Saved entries
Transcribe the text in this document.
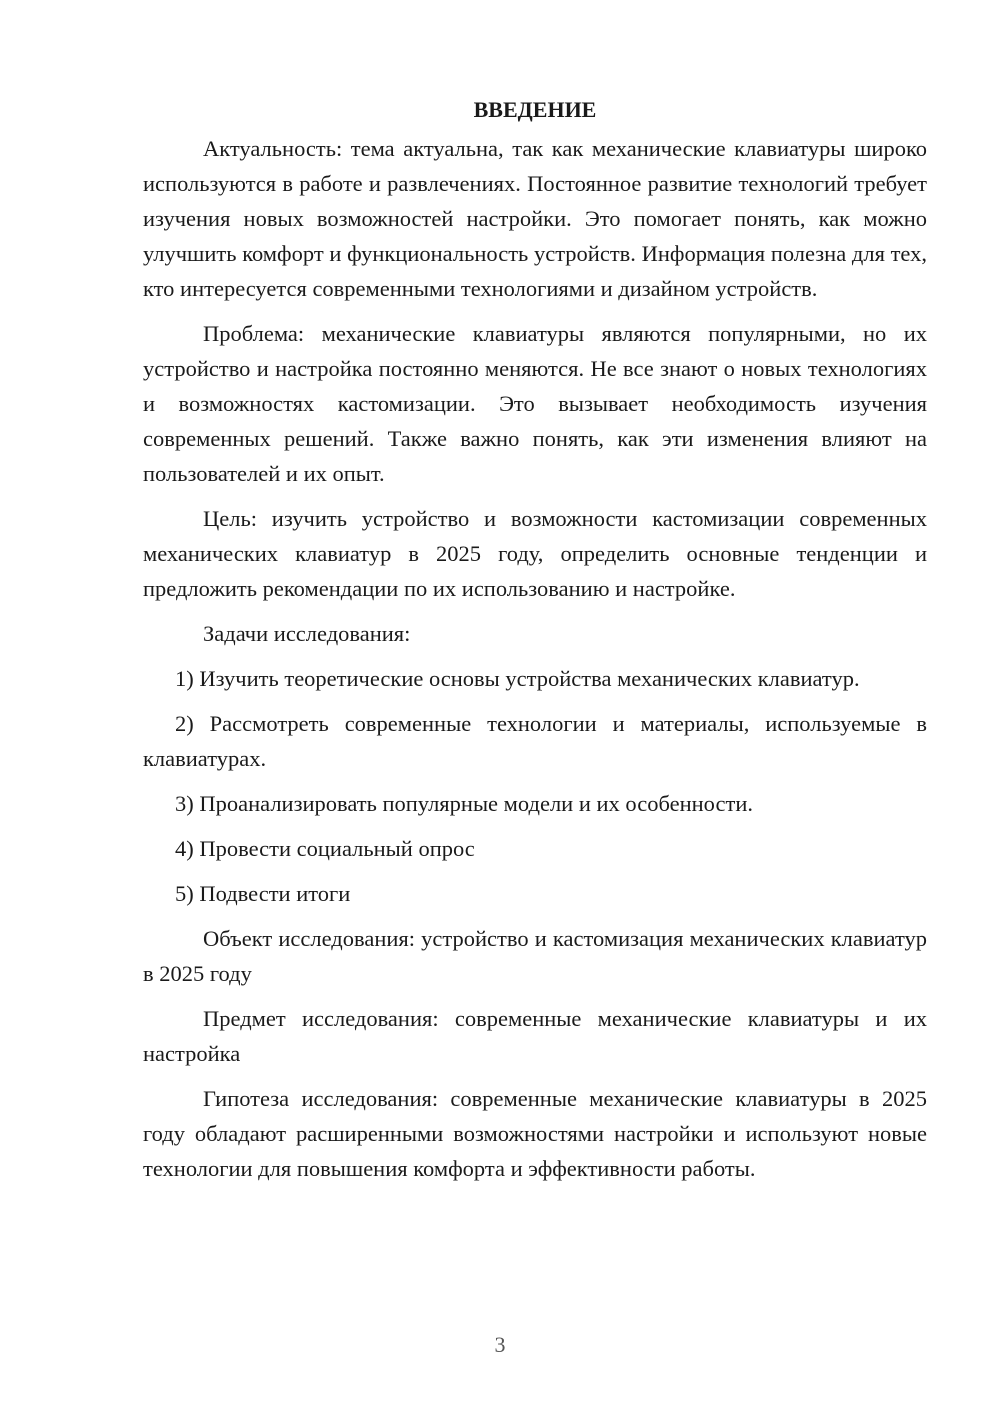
ВВЕДЕНИЕ

Актуальность: тема актуальна, так как механические клавиатуры широко используются в работе и развлечениях. Постоянное развитие технологий требует изучения новых возможностей настройки. Это помогает понять, как можно улучшить комфорт и функциональность устройств. Информация полезна для тех, кто интересуется современными технологиями и дизайном устройств.

Проблема: механические клавиатуры являются популярными, но их устройство и настройка постоянно меняются. Не все знают о новых технологиях и возможностях кастомизации. Это вызывает необходимость изучения современных решений. Также важно понять, как эти изменения влияют на пользователей и их опыт.

Цель: изучить устройство и возможности кастомизации современных механических клавиатур в 2025 году, определить основные тенденции и предложить рекомендации по их использованию и настройке.

Задачи исследования:

1) Изучить теоретические основы устройства механических клавиатур.

2) Рассмотреть современные технологии и материалы, используемые в клавиатурах.

3) Проанализировать популярные модели и их особенности.

4) Провести социальный опрос

5) Подвести итоги

Объект исследования: устройство и кастомизация механических клавиатур в 2025 году

Предмет исследования: современные механические клавиатуры и их настройка

Гипотеза исследования: современные механические клавиатуры в 2025 году обладают расширенными возможностями настройки и используют новые технологии для повышения комфорта и эффективности работы.

3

» **WHAT THE EXERCISE ASKS**: Return the material word for word. Pictures are not part of the copy.

» **EXERCISE RESULT**:
Transcribe the text in this document.
ВВЕДЕНИЕ

Актуальность: тема актуальна, так как механические клавиатуры широко используются в работе и развлечениях. Постоянное развитие технологий требует изучения новых возможностей настройки. Это помогает понять, как можно улучшить комфорт и функциональность устройств. Информация полезна для тех, кто интересуется современными технологиями и дизайном устройств.

Проблема: механические клавиатуры являются популярными, но их устройство и настройка постоянно меняются. Не все знают о новых технологиях и возможностях кастомизации. Это вызывает необходимость изучения современных решений. Также важно понять, как эти изменения влияют на пользователей и их опыт.

Цель: изучить устройство и возможности кастомизации современных механических клавиатур в 2025 году, определить основные тенденции и предложить рекомендации по их использованию и настройке.

Задачи исследования:

1) Изучить теоретические основы устройства механических клавиатур.

2) Рассмотреть современные технологии и материалы, используемые в клавиатурах.

3) Проанализировать популярные модели и их особенности.

4) Провести социальный опрос

5) Подвести итоги

Объект исследования: устройство и кастомизация механических клавиатур в 2025 году

Предмет исследования: современные механические клавиатуры и их настройка

Гипотеза исследования: современные механические клавиатуры в 2025 году обладают расширенными возможностями настройки и используют новые технологии для повышения комфорта и эффективности работы.

3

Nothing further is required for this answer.